====== Available data ======

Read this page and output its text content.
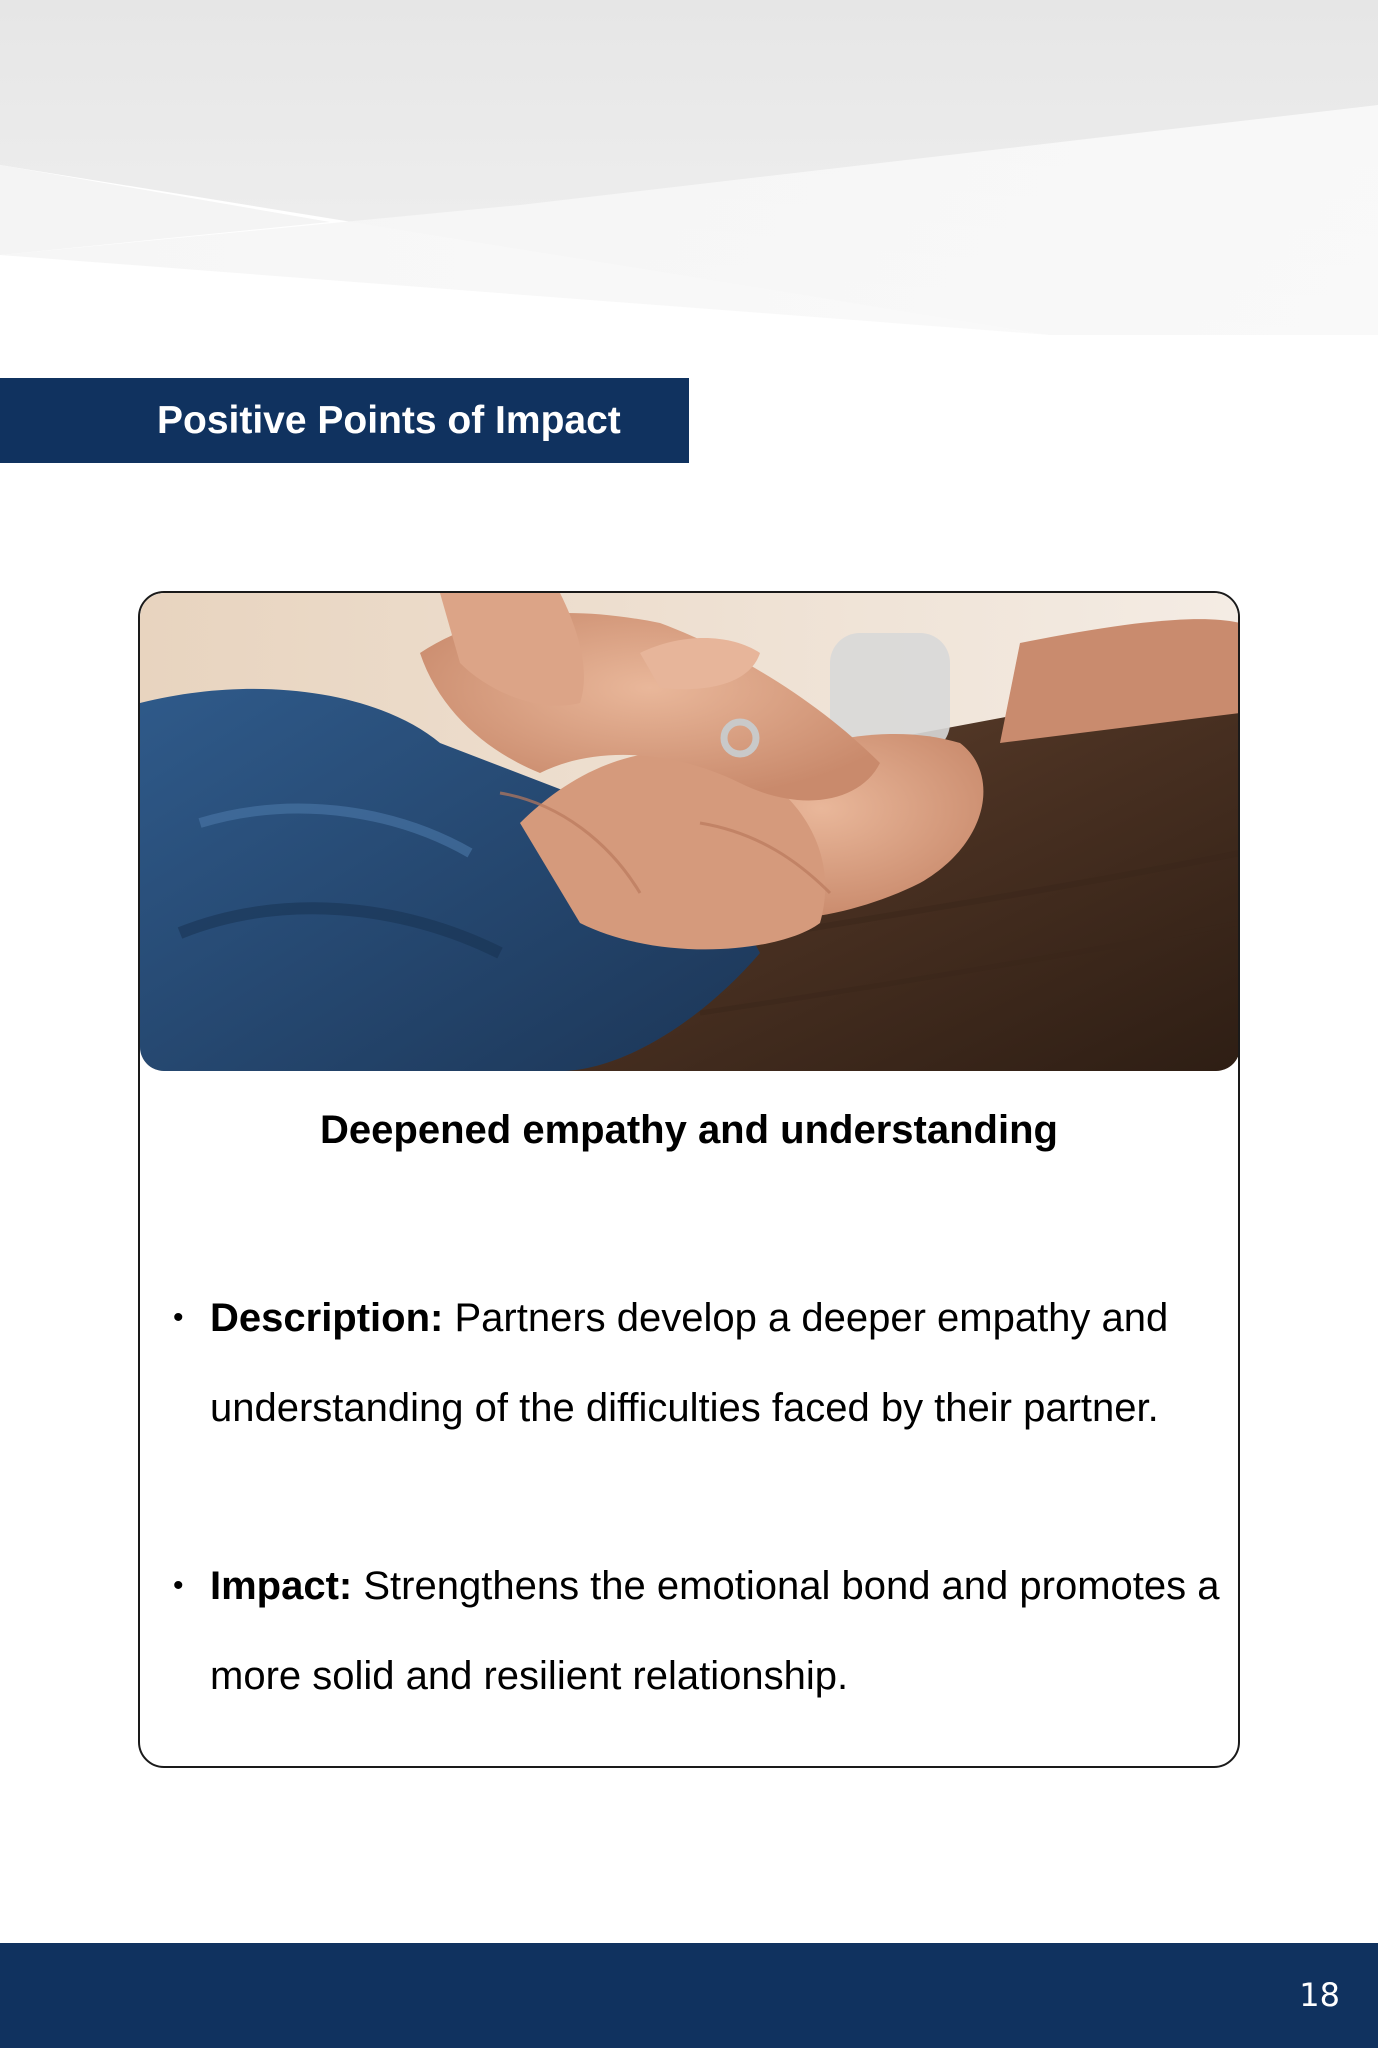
Positive Points of Impact
Deepened empathy and understanding
• Description: Partners develop a deeper empathy and understanding of the difficulties faced by their partner.
• Impact: Strengthens the emotional bond and promotes a more solid and resilient relationship.
18
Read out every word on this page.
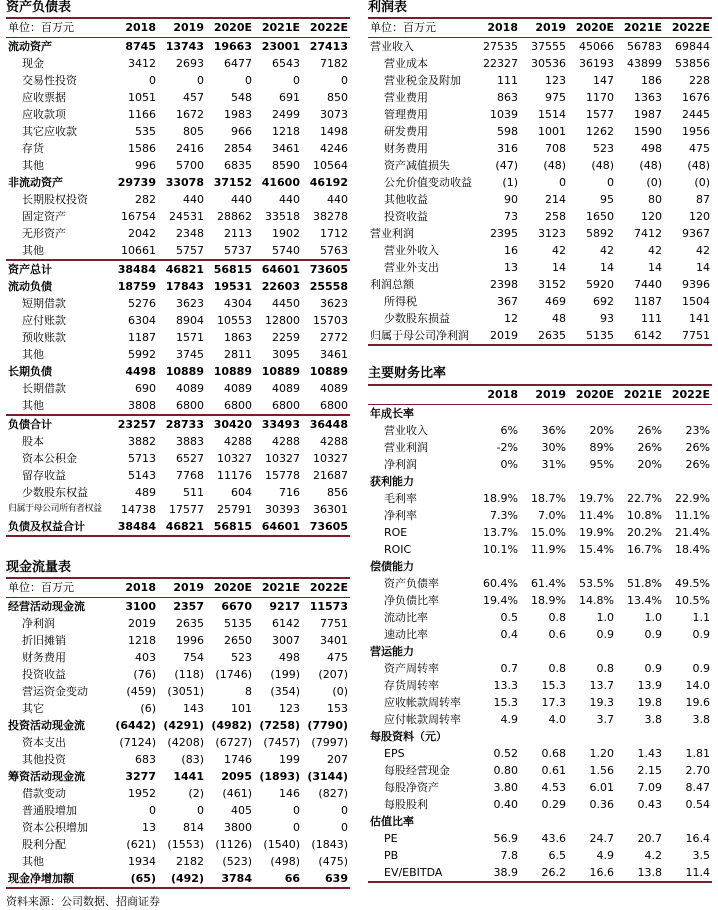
资产负债表
单位：百万元	2018	2019	2020E	2021E	2022E
流动资产	8745	13743	19663	23001	27413
现金	3412	2693	6477	6543	7182
交易性投资	0	0	0	0	0
应收票据	1051	457	548	691	850
应收款项	1166	1672	1983	2499	3073
其它应收款	535	805	966	1218	1498
存货	1586	2416	2854	3461	4246
其他	996	5700	6835	8590	10564
非流动资产	29739	33078	37152	41600	46192
长期股权投资	282	440	440	440	440
固定资产	16754	24531	28862	33518	38278
无形资产	2042	2348	2113	1902	1712
其他	10661	5757	5737	5740	5763
资产总计	38484	46821	56815	64601	73605
流动负债	18759	17843	19531	22603	25558
短期借款	5276	3623	4304	4450	3623
应付账款	6304	8904	10553	12800	15703
预收账款	1187	1571	1863	2259	2772
其他	5992	3745	2811	3095	3461
长期负债	4498	10889	10889	10889	10889
长期借款	690	4089	4089	4089	4089
其他	3808	6800	6800	6800	6800
负债合计	23257	28733	30420	33493	36448
股本	3882	3883	4288	4288	4288
资本公积金	5713	6527	10327	10327	10327
留存收益	5143	7768	11176	15778	21687
少数股东权益	489	511	604	716	856
归属于母公司所有者权益	14738	17577	25791	30393	36301
负债及权益合计	38484	46821	56815	64601	73605
现金流量表
单位：百万元	2018	2019	2020E	2021E	2022E
经营活动现金流	3100	2357	6670	9217	11573
净利润	2019	2635	5135	6142	7751
折旧摊销	1218	1996	2650	3007	3401
财务费用	403	754	523	498	475
投资收益	(76)	(118)	(1746)	(199)	(207)
营运资金变动	(459)	(3051)	8	(354)	(0)
其它	(6)	143	101	123	153
投资活动现金流	(6442)	(4291)	(4982)	(7258)	(7790)
资本支出	(7124)	(4208)	(6727)	(7457)	(7997)
其他投资	683	(83)	1746	199	207
筹资活动现金流	3277	1441	2095	(1893)	(3144)
借款变动	1952	(2)	(461)	146	(827)
普通股增加	0	0	405	0	0
资本公积增加	13	814	3800	0	0
股利分配	(621)	(1553)	(1126)	(1540)	(1843)
其他	1934	2182	(523)	(498)	(475)
现金净增加额	(65)	(492)	3784	66	639
利润表
单位：百万元	2018	2019	2020E	2021E	2022E
营业收入	27535	37555	45066	56783	69844
营业成本	22327	30536	36193	43899	53856
营业税金及附加	111	123	147	186	228
营业费用	863	975	1170	1363	1676
管理费用	1039	1514	1577	1987	2445
研发费用	598	1001	1262	1590	1956
财务费用	316	708	523	498	475
资产减值损失	(47)	(48)	(48)	(48)	(48)
公允价值变动收益	(1)	0	0	(0)	(0)
其他收益	90	214	95	80	87
投资收益	73	258	1650	120	120
营业利润	2395	3123	5892	7412	9367
营业外收入	16	42	42	42	42
营业外支出	13	14	14	14	14
利润总额	2398	3152	5920	7440	9396
所得税	367	469	692	1187	1504
少数股东损益	12	48	93	111	141
归属于母公司净利润	2019	2635	5135	6142	7751
主要财务比率
	2018	2019	2020E	2021E	2022E
年成长率					
营业收入	6%	36%	20%	26%	23%
营业利润	-2%	30%	89%	26%	26%
净利润	0%	31%	95%	20%	26%
获利能力					
毛利率	18.9%	18.7%	19.7%	22.7%	22.9%
净利率	7.3%	7.0%	11.4%	10.8%	11.1%
ROE	13.7%	15.0%	19.9%	20.2%	21.4%
ROIC	10.1%	11.9%	15.4%	16.7%	18.4%
偿债能力					
资产负债率	60.4%	61.4%	53.5%	51.8%	49.5%
净负债比率	19.4%	18.9%	14.8%	13.4%	10.5%
流动比率	0.5	0.8	1.0	1.0	1.1
速动比率	0.4	0.6	0.9	0.9	0.9
营运能力					
资产周转率	0.7	0.8	0.8	0.9	0.9
存货周转率	13.3	15.3	13.7	13.9	14.0
应收帐款周转率	15.3	17.3	19.3	19.8	19.6
应付帐款周转率	4.9	4.0	3.7	3.8	3.8
每股资料（元）					
EPS	0.52	0.68	1.20	1.43	1.81
每股经营现金	0.80	0.61	1.56	2.15	2.70
每股净资产	3.80	4.53	6.01	7.09	8.47
每股股利	0.40	0.29	0.36	0.43	0.54
估值比率					
PE	56.9	43.6	24.7	20.7	16.4
PB	7.8	6.5	4.9	4.2	3.5
EV/EBITDA	38.9	26.2	16.6	13.8	11.4
资料来源：公司数据、招商证券
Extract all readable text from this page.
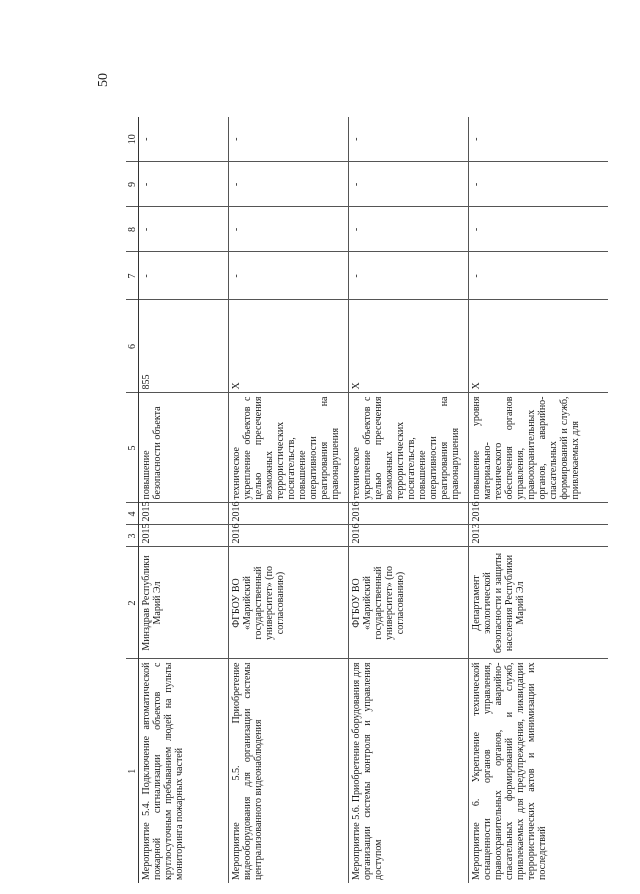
50
1	2	3	4	5	6	7	8	9	10
Мероприятие 5.4. Подключение автоматической пожарной сигнализации объектов с круглосуточным пребыванием людей на пульты мониторинга пожарных частей	Минздрав Республики Марий Эл	2015	2015	повышение безопасности объекта	855	-	-	-	-
Мероприятие 5.5. Приобретение видеооборудования для организации системы централизованного видеонаблюдения	ФГБОУ ВО «Марийский государственный университет» (по согласованию)	2016	2016	техническое укрепление объектов с целью пресечения возможных террористических посягательств, повышение оперативности реагирования на правонарушения	X	-	-	-	-
Мероприятие 5.6. Приобретение оборудования для организации системы контроля и управления доступом	ФГБОУ ВО «Марийский государственный университет» (по согласованию)	2016	2016	техническое укрепление объектов с целью пресечения возможных террористических посягательств, повышение оперативности реагирования на правонарушения	X	-	-	-	-
Мероприятие 6. Укрепление технической оснащенности органов управления, правоохранительных органов, аварийно-спасательных формирований и служб, привлекаемых для предупреждения, ликвидации террористических актов и минимизации их последствий	Департамент экологической безопасности и защиты населения Республики Марий Эл	2013	2016	повышение уровня материально-технического обеспечения органов управления, правоохранительных органов, аварийно-спасательных формирований и служб, привлекаемых для	X	-	-	-	-
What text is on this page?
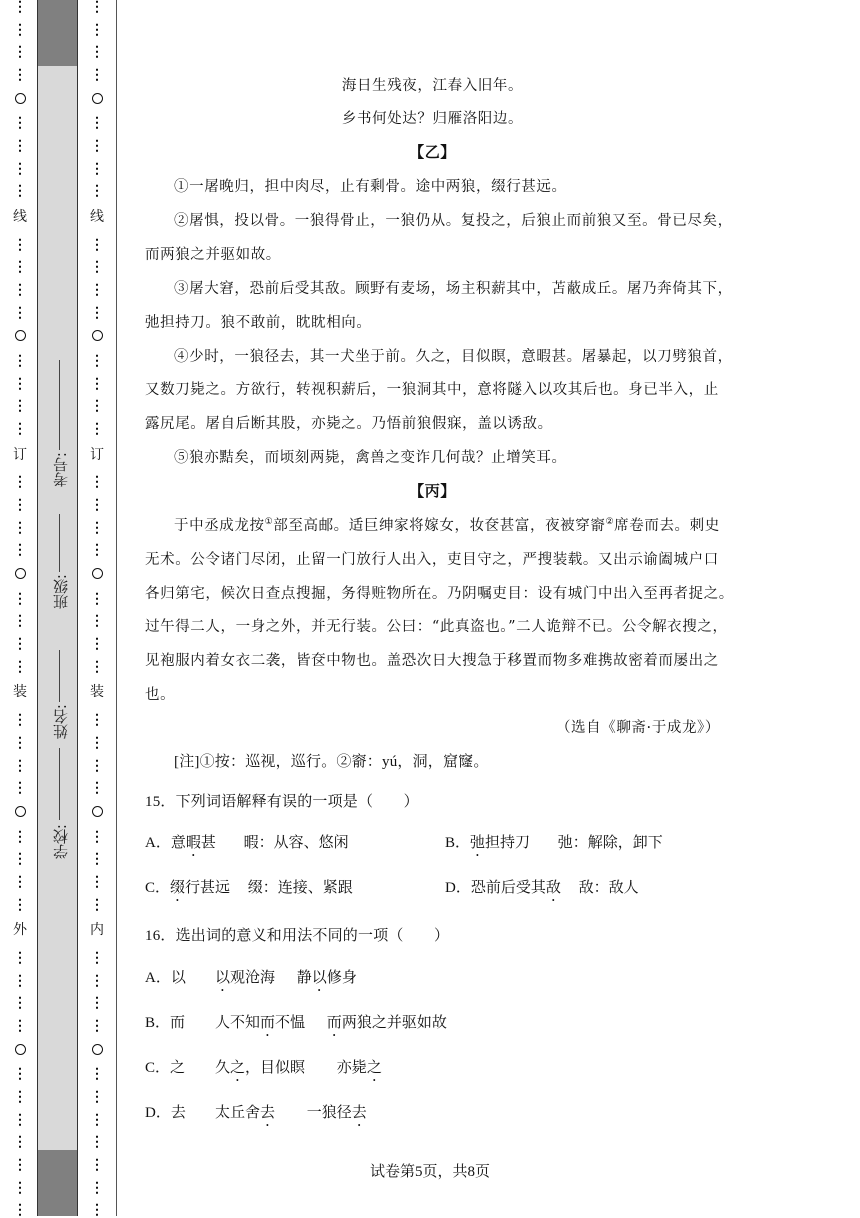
⋮
⋮
⋮
⋮
⋮
⋮
⋮
⋮
线
⋮
⋮
⋮
⋮
⋮
⋮
⋮
⋮
订
⋮
⋮
⋮
⋮
⋮
⋮
⋮
⋮
装
⋮
⋮
⋮
⋮
⋮
⋮
⋮
⋮
外
⋮
⋮
⋮
⋮
⋮
⋮
⋮
⋮
⋮
⋮
⋮
考号:
班级:
姓名:
学校:
⋮
⋮
⋮
⋮
⋮
⋮
⋮
⋮
线
⋮
⋮
⋮
⋮
⋮
⋮
⋮
⋮
订
⋮
⋮
⋮
⋮
⋮
⋮
⋮
⋮
装
⋮
⋮
⋮
⋮
⋮
⋮
⋮
⋮
内
⋮
⋮
⋮
⋮
⋮
⋮
⋮
⋮
⋮
⋮
⋮
海日生残夜，江春入旧年。
乡书何处达？归雁洛阳边。
【乙】
①一屠晚归，担中肉尽，止有剩骨。途中两狼，缀行甚远。
②屠惧，投以骨。一狼得骨止，一狼仍从。复投之，后狼止而前狼又至。骨已尽矣，
而两狼之并驱如故。
③屠大窘，恐前后受其敌。顾野有麦场，场主积薪其中，苫蔽成丘。屠乃奔倚其下，
弛担持刀。狼不敢前，眈眈相向。
④少时，一狼径去，其一犬坐于前。久之，目似瞑，意暇甚。屠暴起，以刀劈狼首，
又数刀毙之。方欲行，转视积薪后，一狼洞其中，意将隧入以攻其后也。身已半入，止
露尻尾。屠自后断其股，亦毙之。乃悟前狼假寐，盖以诱敌。
⑤狼亦黠矣，而顷刻两毙，禽兽之变诈几何哉？止增笑耳。
【丙】
于中丞成龙按①部至高邮。适巨绅家将嫁女，妆奁甚富，夜被穿窬②席卷而去。刺史
无术。公令诸门尽闭，止留一门放行人出入，吏目守之，严搜装载。又出示谕阖城户口
各归第宅，候次日查点搜掘，务得赃物所在。乃阴嘱吏目：设有城门中出入至再者捉之。
过午得二人，一身之外，并无行装。公曰：“此真盗也。”二人诡辩不已。公令解衣搜之，
见袍服内着女衣二袭，皆奁中物也。盖恐次日大搜急于移置而物多难携故密着而屡出之
也。
（选自《聊斋·于成龙》）
[注]①按：巡视，巡行。②窬：yú，洞，窟窿。
15．下列词语解释有误的一项是（　　）
A．意暇甚 暇：从容、悠闲	B．弛担持刀 弛：解除，卸下
C．缀行甚远 缀：连接、紧跟	D．恐前后受其敌 敌：敌人
16．选出词的意义和用法不同的一项（　　）
A．以 以观沧海 静以修身
B．而 人不知而不愠 而两狼之并驱如故
C．之 久之，目似瞑 亦毙之
D．去 太丘舍去 一狼径去
试卷第5页，共8页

======

- [What is expected] Establish how many lines of the material above hold the word "объектов". Nothing but the count should be returned.

- [Finished task] 3